Write the data out again, exactly as given.

** Start DATA ENTRIES **

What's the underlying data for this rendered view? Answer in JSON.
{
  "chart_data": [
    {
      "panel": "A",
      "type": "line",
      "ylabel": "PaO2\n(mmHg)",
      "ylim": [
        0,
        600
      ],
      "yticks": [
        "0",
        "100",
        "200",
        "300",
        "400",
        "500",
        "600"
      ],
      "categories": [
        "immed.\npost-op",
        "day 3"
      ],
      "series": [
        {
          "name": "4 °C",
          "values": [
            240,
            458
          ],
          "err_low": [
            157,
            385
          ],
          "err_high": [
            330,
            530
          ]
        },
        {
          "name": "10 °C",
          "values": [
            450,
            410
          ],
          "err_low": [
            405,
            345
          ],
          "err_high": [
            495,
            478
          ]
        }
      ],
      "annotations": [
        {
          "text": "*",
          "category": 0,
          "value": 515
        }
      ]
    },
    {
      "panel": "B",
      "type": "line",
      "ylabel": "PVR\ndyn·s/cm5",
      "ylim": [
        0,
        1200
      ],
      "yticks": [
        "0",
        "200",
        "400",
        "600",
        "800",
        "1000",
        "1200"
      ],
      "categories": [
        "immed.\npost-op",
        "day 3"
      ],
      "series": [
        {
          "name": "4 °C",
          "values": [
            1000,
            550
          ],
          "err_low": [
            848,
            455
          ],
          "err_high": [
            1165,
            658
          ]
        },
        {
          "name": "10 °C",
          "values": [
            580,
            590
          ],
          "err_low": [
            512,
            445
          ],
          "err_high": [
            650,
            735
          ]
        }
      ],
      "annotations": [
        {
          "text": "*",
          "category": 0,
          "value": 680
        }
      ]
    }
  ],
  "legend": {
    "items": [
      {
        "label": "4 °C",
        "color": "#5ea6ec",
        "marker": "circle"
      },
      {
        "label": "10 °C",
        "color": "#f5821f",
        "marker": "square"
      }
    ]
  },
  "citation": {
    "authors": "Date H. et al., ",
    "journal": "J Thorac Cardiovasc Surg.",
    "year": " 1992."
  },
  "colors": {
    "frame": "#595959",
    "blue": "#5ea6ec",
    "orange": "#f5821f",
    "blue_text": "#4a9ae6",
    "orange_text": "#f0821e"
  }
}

** End DATA ENTRIES **

FINISHED ANSWER -
What's the underlying data for this rendered view? Answer in JSON.
{
  "chart_data": [
    {
      "panel": "A",
      "type": "line",
      "ylabel": "PaO2\n(mmHg)",
      "ylim": [
        0,
        600
      ],
      "yticks": [
        "0",
        "100",
        "200",
        "300",
        "400",
        "500",
        "600"
      ],
      "categories": [
        "immed.\npost-op",
        "day 3"
      ],
      "series": [
        {
          "name": "4 °C",
          "values": [
            240,
            458
          ],
          "err_low": [
            157,
            385
          ],
          "err_high": [
            330,
            530
          ]
        },
        {
          "name": "10 °C",
          "values": [
            450,
            410
          ],
          "err_low": [
            405,
            345
          ],
          "err_high": [
            495,
            478
          ]
        }
      ],
      "annotations": [
        {
          "text": "*",
          "category": 0,
          "value": 515
        }
      ]
    },
    {
      "panel": "B",
      "type": "line",
      "ylabel": "PVR\ndyn·s/cm5",
      "ylim": [
        0,
        1200
      ],
      "yticks": [
        "0",
        "200",
        "400",
        "600",
        "800",
        "1000",
        "1200"
      ],
      "categories": [
        "immed.\npost-op",
        "day 3"
      ],
      "series": [
        {
          "name": "4 °C",
          "values": [
            1000,
            550
          ],
          "err_low": [
            848,
            455
          ],
          "err_high": [
            1165,
            658
          ]
        },
        {
          "name": "10 °C",
          "values": [
            580,
            590
          ],
          "err_low": [
            512,
            445
          ],
          "err_high": [
            650,
            735
          ]
        }
      ],
      "annotations": [
        {
          "text": "*",
          "category": 0,
          "value": 680
        }
      ]
    }
  ],
  "legend": {
    "items": [
      {
        "label": "4 °C",
        "color": "#5ea6ec",
        "marker": "circle"
      },
      {
        "label": "10 °C",
        "color": "#f5821f",
        "marker": "square"
      }
    ]
  },
  "citation": {
    "authors": "Date H. et al., ",
    "journal": "J Thorac Cardiovasc Surg.",
    "year": " 1992."
  },
  "colors": {
    "frame": "#595959",
    "blue": "#5ea6ec",
    "orange": "#f5821f",
    "blue_text": "#4a9ae6",
    "orange_text": "#f0821e"
  }
}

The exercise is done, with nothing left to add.